*Supplied material*:
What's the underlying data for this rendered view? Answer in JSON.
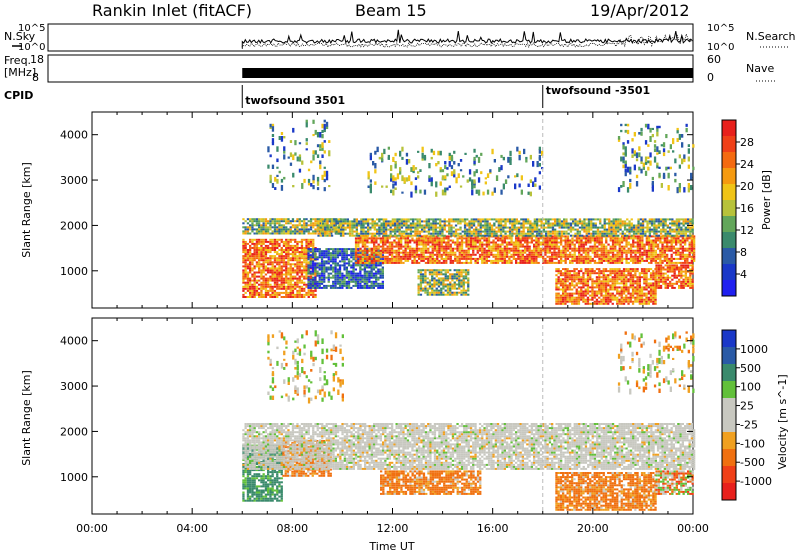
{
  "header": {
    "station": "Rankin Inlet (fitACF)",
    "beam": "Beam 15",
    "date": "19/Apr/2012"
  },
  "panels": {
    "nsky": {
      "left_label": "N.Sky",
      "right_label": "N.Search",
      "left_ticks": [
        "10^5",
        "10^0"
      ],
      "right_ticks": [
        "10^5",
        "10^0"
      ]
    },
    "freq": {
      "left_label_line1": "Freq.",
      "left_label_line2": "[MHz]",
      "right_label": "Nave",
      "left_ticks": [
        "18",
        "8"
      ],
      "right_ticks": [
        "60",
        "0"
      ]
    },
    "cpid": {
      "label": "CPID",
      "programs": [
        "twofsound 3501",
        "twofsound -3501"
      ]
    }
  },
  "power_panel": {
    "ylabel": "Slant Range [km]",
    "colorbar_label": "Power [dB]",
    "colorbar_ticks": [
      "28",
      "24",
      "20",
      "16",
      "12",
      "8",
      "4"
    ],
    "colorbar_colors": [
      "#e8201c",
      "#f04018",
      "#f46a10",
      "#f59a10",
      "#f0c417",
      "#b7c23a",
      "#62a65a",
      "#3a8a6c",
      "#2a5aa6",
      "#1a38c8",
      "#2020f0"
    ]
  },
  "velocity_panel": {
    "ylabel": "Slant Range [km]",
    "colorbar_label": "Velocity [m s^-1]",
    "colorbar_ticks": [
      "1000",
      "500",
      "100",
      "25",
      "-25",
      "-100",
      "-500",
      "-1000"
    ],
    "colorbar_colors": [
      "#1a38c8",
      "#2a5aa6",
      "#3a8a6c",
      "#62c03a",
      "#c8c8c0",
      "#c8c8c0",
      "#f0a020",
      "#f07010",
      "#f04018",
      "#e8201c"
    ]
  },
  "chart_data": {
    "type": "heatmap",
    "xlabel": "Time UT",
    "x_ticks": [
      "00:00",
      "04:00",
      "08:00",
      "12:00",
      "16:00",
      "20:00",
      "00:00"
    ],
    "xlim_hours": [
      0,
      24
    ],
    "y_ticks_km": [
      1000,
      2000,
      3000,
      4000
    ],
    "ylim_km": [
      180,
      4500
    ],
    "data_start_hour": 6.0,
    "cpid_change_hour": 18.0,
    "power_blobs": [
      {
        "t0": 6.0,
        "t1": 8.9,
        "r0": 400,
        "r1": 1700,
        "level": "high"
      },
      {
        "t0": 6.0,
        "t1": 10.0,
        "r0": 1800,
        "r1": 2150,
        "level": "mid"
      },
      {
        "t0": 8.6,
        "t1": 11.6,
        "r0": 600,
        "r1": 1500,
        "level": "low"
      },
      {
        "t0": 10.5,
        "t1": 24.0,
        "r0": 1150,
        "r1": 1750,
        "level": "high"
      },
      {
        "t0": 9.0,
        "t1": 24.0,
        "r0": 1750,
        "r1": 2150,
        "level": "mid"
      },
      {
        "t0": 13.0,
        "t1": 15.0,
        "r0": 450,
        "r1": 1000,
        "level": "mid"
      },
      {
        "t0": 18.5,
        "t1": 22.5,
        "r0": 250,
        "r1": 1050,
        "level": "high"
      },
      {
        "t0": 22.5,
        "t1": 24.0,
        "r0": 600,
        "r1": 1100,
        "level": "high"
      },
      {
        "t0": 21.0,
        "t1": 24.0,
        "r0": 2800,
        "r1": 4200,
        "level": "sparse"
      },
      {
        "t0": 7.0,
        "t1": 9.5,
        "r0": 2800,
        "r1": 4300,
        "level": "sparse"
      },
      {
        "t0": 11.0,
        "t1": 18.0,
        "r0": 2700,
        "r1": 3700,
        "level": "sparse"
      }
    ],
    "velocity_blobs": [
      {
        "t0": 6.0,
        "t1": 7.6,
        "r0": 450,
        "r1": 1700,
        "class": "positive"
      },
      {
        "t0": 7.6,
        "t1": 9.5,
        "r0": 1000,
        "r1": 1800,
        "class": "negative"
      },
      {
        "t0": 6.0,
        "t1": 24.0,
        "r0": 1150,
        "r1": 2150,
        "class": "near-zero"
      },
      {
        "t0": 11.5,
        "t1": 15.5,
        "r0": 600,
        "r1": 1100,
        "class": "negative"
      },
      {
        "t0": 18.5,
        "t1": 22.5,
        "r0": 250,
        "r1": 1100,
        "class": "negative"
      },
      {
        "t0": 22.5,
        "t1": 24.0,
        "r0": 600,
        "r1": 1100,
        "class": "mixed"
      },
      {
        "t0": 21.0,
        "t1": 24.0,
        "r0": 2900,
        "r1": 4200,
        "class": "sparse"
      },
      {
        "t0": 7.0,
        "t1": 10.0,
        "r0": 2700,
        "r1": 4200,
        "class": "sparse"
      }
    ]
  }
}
==
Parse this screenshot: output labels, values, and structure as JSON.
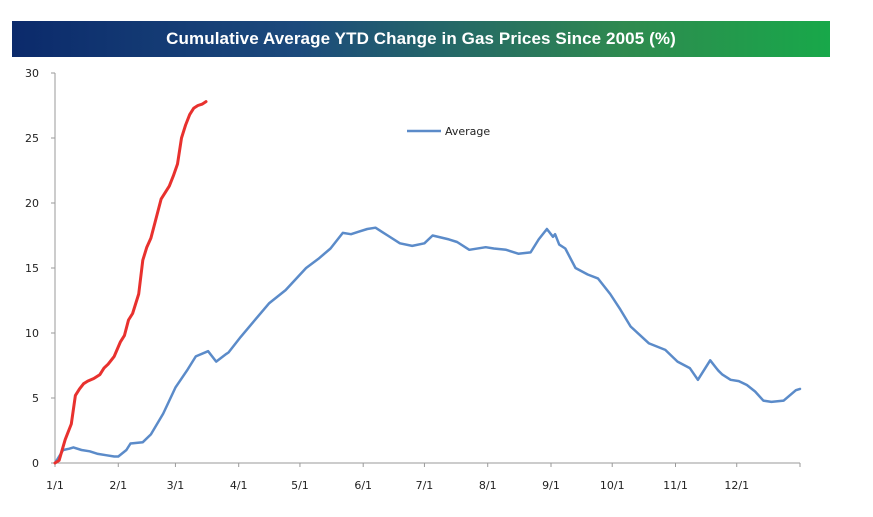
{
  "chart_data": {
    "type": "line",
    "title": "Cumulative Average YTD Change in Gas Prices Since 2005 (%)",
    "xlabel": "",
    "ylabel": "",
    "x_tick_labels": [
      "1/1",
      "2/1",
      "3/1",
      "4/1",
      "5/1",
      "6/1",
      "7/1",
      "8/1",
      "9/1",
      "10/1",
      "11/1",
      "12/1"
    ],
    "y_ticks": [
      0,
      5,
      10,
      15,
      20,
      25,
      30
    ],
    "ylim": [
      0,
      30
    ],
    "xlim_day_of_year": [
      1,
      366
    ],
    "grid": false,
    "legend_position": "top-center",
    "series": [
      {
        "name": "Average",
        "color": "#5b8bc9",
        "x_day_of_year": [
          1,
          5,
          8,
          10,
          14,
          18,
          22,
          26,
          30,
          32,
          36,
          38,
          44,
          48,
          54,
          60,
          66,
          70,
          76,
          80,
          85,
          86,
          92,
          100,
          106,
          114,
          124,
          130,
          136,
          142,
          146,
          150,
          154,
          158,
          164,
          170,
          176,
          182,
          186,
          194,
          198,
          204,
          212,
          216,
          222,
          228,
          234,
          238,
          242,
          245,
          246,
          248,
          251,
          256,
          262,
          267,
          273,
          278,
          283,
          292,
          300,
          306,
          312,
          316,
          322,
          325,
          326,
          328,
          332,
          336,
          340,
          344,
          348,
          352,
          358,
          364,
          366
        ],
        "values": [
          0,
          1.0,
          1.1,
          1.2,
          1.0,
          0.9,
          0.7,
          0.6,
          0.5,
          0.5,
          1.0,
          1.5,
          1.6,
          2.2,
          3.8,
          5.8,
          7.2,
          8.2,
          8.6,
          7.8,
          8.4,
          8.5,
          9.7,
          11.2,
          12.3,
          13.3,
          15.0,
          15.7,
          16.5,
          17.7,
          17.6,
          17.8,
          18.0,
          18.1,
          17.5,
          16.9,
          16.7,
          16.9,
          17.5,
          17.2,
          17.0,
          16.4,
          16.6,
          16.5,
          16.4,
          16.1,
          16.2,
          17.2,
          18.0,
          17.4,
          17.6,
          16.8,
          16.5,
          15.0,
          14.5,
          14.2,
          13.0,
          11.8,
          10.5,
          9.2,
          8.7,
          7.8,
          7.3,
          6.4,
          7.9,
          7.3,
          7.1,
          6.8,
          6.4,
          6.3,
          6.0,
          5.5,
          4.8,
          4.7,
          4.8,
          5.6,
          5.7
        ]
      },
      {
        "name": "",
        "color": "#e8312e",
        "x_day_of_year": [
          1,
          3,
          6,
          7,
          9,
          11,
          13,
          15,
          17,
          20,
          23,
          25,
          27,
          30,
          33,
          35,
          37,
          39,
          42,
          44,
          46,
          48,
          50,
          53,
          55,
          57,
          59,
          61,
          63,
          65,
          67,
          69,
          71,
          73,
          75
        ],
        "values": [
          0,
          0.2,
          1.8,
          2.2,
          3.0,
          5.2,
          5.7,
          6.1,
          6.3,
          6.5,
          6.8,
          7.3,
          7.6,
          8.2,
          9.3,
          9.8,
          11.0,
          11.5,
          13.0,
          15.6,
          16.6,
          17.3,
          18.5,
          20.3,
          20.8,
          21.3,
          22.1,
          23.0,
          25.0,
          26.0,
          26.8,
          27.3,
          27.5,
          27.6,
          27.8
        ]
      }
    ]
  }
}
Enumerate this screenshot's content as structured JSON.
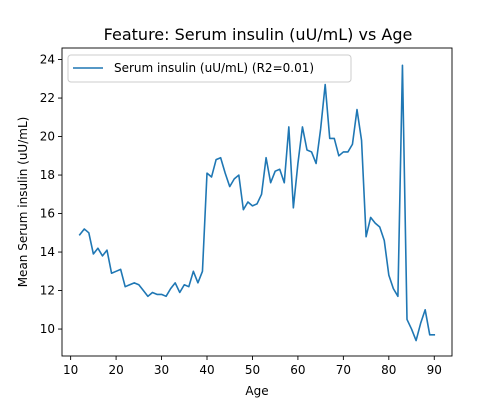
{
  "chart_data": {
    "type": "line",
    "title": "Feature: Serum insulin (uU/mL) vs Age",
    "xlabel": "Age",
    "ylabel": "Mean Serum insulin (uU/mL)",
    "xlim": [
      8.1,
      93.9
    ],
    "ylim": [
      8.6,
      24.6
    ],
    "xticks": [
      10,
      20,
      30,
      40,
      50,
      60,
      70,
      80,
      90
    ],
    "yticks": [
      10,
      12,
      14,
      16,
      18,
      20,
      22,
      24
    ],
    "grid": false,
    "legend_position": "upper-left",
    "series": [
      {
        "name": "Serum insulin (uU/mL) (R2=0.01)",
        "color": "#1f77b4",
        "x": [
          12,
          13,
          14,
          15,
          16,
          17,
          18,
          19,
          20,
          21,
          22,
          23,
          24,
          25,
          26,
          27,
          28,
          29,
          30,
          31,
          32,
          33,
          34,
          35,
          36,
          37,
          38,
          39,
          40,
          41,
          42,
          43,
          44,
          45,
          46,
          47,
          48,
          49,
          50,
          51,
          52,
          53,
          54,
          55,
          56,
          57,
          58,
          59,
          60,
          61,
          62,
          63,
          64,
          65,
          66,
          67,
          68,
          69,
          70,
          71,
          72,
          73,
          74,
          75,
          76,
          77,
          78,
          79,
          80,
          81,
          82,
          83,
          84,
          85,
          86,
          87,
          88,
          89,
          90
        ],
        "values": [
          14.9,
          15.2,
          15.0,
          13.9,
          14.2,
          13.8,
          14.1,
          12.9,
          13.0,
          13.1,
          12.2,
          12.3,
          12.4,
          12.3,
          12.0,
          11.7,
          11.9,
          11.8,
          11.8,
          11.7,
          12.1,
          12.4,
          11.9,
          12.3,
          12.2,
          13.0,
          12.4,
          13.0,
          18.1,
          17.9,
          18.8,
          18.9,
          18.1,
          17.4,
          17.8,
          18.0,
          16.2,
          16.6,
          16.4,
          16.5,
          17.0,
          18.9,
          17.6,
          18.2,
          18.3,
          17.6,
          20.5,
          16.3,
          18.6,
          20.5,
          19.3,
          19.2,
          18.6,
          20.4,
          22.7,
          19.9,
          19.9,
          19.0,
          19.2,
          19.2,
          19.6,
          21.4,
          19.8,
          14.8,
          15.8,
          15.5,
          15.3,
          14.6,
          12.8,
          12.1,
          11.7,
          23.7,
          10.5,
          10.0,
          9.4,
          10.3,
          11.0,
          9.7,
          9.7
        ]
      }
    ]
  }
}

*What you have to do*:
Find the lines with the string "screenshot" and reproduce them.

*The response*:
Parse this screenshot: output labels, values, and structure as JSON.
Enumerate this screenshot's content as structured JSON.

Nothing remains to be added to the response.